▸ **What you need to do**
Report every line below that holds the word "glucosa".

▸ **Records for the exercise**

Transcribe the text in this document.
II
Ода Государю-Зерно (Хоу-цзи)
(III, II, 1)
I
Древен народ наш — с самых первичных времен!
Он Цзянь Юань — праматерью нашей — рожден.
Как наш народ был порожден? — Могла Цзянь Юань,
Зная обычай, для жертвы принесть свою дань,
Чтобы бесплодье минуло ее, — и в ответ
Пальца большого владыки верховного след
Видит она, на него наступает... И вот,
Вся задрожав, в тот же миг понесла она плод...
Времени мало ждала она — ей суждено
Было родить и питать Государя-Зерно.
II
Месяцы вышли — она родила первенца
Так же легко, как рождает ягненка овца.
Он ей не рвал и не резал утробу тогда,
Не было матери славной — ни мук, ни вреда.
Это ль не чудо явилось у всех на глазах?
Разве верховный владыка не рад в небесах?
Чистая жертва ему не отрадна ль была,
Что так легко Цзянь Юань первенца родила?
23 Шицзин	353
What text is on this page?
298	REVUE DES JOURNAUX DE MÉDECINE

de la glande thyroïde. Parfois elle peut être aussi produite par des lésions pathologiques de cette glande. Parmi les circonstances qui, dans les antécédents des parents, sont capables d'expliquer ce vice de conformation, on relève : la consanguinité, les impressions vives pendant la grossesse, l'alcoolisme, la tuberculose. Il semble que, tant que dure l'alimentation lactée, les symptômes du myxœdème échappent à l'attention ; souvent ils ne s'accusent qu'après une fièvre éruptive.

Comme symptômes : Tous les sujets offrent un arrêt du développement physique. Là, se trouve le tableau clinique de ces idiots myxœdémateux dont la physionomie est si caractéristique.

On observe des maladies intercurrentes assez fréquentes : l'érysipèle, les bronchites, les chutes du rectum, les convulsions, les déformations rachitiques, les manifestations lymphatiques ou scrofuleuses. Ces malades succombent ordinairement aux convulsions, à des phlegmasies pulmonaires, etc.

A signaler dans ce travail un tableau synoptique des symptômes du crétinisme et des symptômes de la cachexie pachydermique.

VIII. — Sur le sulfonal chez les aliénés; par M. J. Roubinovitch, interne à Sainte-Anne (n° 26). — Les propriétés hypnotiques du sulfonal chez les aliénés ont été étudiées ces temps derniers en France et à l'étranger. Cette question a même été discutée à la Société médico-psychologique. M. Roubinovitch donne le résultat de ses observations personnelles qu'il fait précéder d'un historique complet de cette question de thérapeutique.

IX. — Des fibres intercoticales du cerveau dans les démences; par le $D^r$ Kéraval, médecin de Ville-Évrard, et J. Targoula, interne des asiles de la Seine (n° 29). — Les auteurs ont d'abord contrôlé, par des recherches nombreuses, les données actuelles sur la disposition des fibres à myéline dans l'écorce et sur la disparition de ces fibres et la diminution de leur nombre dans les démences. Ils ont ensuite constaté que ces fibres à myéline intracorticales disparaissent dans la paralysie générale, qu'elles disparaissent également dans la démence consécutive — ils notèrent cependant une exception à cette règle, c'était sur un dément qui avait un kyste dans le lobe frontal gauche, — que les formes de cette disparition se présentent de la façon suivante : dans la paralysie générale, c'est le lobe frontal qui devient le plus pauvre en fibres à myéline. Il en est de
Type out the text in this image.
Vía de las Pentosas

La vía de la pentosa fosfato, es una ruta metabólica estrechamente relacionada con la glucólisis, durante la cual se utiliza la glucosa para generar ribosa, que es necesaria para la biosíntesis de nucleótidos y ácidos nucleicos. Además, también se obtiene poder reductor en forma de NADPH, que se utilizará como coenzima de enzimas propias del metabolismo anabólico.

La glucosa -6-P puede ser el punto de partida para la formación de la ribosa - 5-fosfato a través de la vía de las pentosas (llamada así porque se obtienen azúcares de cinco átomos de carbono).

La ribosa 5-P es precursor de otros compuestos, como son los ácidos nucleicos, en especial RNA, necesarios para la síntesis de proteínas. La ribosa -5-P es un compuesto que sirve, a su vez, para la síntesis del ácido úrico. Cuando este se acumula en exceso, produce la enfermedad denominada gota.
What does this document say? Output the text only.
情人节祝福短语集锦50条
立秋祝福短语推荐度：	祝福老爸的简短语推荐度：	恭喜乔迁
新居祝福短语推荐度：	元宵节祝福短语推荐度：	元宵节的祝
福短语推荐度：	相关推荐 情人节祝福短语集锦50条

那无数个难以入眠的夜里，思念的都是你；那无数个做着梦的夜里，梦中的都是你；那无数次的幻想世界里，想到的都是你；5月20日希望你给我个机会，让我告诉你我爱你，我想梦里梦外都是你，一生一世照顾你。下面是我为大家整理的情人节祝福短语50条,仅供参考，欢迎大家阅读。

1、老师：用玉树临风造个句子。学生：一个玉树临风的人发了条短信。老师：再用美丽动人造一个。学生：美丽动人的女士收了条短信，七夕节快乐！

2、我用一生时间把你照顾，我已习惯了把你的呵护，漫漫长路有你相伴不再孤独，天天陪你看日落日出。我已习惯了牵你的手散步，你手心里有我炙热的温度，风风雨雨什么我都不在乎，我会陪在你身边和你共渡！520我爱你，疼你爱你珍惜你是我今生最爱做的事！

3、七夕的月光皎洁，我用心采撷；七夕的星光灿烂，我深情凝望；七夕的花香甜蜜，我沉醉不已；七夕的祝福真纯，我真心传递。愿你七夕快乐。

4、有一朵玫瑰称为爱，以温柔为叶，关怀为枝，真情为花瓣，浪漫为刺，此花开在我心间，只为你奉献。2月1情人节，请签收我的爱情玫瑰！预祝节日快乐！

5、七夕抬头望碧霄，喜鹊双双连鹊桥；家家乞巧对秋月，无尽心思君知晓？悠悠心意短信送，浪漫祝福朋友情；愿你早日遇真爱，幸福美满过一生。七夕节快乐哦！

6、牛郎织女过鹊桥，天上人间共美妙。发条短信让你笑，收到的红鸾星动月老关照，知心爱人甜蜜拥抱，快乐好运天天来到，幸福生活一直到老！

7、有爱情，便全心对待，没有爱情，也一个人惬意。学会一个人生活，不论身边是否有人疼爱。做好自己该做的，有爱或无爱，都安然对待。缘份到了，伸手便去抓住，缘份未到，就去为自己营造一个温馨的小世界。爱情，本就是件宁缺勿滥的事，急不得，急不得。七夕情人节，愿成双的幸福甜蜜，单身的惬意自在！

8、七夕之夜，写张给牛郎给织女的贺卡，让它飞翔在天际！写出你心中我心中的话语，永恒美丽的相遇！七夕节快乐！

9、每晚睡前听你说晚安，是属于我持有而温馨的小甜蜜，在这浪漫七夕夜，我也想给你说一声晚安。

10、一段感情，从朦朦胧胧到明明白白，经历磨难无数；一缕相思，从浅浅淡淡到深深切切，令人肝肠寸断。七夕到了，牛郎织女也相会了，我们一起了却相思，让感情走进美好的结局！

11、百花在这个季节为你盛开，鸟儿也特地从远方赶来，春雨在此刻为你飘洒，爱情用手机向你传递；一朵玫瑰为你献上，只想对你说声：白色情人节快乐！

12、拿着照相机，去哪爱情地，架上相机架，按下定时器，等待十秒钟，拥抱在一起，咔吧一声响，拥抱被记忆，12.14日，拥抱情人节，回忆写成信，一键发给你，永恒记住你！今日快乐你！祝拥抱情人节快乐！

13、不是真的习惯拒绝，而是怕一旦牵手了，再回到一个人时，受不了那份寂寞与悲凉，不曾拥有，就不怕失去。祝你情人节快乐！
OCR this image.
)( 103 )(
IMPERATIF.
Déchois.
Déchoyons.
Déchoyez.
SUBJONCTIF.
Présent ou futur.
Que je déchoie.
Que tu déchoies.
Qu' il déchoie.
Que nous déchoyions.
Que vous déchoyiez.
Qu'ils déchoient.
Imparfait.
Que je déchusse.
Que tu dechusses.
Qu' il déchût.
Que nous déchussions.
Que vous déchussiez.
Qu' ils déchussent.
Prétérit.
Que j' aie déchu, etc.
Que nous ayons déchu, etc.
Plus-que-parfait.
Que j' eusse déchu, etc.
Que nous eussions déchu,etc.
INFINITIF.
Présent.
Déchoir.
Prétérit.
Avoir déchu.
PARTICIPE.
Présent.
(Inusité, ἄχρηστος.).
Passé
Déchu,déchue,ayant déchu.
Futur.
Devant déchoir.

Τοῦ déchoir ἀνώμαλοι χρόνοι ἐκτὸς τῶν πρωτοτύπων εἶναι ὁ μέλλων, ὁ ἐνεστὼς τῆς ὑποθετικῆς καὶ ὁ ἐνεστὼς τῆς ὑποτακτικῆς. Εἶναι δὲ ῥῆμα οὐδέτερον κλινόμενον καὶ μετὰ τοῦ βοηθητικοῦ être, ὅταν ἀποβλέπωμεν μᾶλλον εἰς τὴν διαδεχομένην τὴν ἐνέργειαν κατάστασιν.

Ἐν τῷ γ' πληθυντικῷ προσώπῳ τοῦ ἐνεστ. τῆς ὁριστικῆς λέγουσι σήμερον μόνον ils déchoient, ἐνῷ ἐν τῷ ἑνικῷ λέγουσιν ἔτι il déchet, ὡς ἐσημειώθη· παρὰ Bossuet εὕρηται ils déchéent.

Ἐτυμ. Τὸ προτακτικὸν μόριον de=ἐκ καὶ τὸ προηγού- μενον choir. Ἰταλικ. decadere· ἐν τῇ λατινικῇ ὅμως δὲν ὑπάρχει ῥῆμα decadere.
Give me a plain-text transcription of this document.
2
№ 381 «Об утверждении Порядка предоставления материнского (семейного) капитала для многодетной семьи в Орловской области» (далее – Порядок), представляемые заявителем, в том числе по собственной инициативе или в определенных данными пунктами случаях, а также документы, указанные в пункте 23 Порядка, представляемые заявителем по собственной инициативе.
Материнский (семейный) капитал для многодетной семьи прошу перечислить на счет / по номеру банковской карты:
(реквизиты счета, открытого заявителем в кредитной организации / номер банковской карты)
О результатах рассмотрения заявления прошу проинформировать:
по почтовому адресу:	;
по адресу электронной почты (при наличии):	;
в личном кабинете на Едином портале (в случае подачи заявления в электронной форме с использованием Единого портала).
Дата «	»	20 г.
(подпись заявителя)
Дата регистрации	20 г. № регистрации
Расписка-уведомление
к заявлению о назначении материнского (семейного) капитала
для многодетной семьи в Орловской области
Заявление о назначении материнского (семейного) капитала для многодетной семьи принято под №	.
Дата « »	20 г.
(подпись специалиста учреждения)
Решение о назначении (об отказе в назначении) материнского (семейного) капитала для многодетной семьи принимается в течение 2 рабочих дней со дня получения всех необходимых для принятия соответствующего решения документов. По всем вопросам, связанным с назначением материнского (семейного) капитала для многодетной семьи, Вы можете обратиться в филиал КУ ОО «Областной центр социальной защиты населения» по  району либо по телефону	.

▸ **Response to this task**
La vía de la pentosa fosfato, es una ruta metabólica estrechamente relacionada con la glucólisis, durante la cual se utiliza la glucosa para generar ribosa, que es necesaria para la biosíntesis de nucleótidos y ácidos nucleicos. Además, también se obtiene poder reductor en forma de NADPH, que se utilizará como coenzima de enzimas propias del metabolismo anabólico.
La glucosa -6-P puede ser el punto de partida para la formación de la ribosa - 5-fosfato a través de la vía de las pentosas (llamada así porque se obtienen azúcares de cinco átomos de carbono).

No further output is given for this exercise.